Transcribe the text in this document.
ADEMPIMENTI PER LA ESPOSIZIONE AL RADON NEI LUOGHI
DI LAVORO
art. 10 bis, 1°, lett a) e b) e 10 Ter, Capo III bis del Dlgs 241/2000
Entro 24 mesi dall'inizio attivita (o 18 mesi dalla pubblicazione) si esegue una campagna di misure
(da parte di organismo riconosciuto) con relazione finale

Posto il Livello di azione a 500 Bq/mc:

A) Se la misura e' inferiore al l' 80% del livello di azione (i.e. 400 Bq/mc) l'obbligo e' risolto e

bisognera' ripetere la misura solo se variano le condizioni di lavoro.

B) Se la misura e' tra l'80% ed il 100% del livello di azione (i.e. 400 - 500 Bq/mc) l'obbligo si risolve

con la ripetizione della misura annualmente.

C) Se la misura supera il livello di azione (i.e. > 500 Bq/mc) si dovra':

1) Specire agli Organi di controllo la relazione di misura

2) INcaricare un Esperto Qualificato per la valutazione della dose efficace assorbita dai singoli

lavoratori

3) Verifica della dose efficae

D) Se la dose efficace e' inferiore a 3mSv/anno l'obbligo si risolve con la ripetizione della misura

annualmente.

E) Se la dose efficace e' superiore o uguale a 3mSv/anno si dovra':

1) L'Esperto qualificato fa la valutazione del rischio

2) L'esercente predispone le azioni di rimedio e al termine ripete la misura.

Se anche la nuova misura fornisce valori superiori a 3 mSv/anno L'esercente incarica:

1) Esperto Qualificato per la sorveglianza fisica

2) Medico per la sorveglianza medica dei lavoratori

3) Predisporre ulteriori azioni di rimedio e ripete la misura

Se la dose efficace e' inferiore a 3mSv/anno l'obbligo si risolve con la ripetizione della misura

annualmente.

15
________________________
__WORK TO COMPLETE__
Exactly as they are written, print the entries again.

__ANSWER TO THIS TASK__
Transcribe the text in this document.
ADEMPIMENTI PER LA ESPOSIZIONE AL RADON NEI LUOGHI
DI LAVORO
art. 10 bis, 1°, lett a) e b) e 10 Ter, Capo III bis del Dlgs 241/2000
Entro 24 mesi dall'inizio attivita (o 18 mesi dalla pubblicazione) si esegue una campagna di misure
(da parte di organismo riconosciuto) con relazione finale

Posto il Livello di azione a 500 Bq/mc:

A) Se la misura e' inferiore al l' 80% del livello di azione (i.e. 400 Bq/mc) l'obbligo e' risolto e

bisognera' ripetere la misura solo se variano le condizioni di lavoro.

B) Se la misura e' tra l'80% ed il 100% del livello di azione (i.e. 400 - 500 Bq/mc) l'obbligo si risolve

con la ripetizione della misura annualmente.

C) Se la misura supera il livello di azione (i.e. > 500 Bq/mc) si dovra':

1) Specire agli Organi di controllo la relazione di misura

2) INcaricare un Esperto Qualificato per la valutazione della dose efficace assorbita dai singoli

lavoratori

3) Verifica della dose efficae

D) Se la dose efficace e' inferiore a 3mSv/anno l'obbligo si risolve con la ripetizione della misura

annualmente.

E) Se la dose efficace e' superiore o uguale a 3mSv/anno si dovra':

1) L'Esperto qualificato fa la valutazione del rischio

2) L'esercente predispone le azioni di rimedio e al termine ripete la misura.

Se anche la nuova misura fornisce valori superiori a 3 mSv/anno L'esercente incarica:

1) Esperto Qualificato per la sorveglianza fisica

2) Medico per la sorveglianza medica dei lavoratori

3) Predisporre ulteriori azioni di rimedio e ripete la misura

Se la dose efficace e' inferiore a 3mSv/anno l'obbligo si risolve con la ripetizione della misura

annualmente.

15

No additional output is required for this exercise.